§ Texto fornecido:
***

O avanço da inteligência artificial abriu espaço para que ferramentas como o ChatGPT sejam utilizadas por pessoas em busca de acolhimento emocional. No Brasil, uma em cada dez recorre à tecnologia para apoio psicológico. Especialistas, no entanto, alertam para riscos como a falsa sensação de cuidado, normalização de sinais de alerta e até adiamento da busca por terapia ou psiquiatria.
Entre os principais perigos estão a dependência emocional, a ruminação constante e a exposição de informações sensíveis em plataformas digitais. O modelo pode oferecer respostas rápidas, mas não substitui a escuta ativa e o olhar humano treinado para identificar nuances emocionais e riscos de autoagressão.
Uso colaborativo e não substitutivo
Especialistas defendem que a IA pode ser utilizada como ferramenta complementar, por exemplo, para organizar diários emocionais ou identificar padrões de comportamento a serem discutidos em sessões de terapia. No entanto, ressaltam que o contato humano continua insubstituível no cuidado em saúde mental.
Para o uso seguro, orientam senso crítico do usuário, limites de tempo, proteção de dados e atenção a sinais de alerta como isolamento social, dependência da ferramenta e adiamento de tratamento clínico.
A OpenAI anunciou recentemente medidas como controles parentais e melhorias na detecção de sofrimento emocional, em resposta à preocupação crescente sobre o impacto da tecnologia no bem-estar mental.

***

§ Registros fornecidos:
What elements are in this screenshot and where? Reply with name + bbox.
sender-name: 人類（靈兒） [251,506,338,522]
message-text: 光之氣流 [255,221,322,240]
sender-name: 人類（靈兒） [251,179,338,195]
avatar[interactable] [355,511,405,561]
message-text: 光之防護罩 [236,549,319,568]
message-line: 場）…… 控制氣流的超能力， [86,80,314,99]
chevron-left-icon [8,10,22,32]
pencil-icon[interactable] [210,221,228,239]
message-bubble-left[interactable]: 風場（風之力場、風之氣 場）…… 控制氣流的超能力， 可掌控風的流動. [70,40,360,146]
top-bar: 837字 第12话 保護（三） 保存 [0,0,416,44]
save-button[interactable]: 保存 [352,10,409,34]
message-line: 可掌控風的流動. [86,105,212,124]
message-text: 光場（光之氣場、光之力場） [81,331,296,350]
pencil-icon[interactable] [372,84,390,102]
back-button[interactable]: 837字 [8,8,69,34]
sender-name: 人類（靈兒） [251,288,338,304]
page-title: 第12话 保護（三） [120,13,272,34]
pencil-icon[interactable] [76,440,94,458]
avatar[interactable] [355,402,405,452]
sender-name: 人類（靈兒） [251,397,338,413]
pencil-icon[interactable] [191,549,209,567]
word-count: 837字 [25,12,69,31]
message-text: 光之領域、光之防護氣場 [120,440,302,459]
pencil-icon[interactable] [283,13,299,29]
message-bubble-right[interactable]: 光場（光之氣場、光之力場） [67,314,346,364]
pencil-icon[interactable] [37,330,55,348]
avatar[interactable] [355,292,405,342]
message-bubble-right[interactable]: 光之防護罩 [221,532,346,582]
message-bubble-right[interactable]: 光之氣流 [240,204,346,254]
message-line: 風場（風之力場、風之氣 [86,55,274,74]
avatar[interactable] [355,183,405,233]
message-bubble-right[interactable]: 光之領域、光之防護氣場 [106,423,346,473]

***

No texto sobre IA e apoio emocional, quantas pessoas no Brasil usam a tecnologia para apoio psicológico? Os registros não têm nenhuma ligação com o texto.

§ Resposta: Uma em cada dez.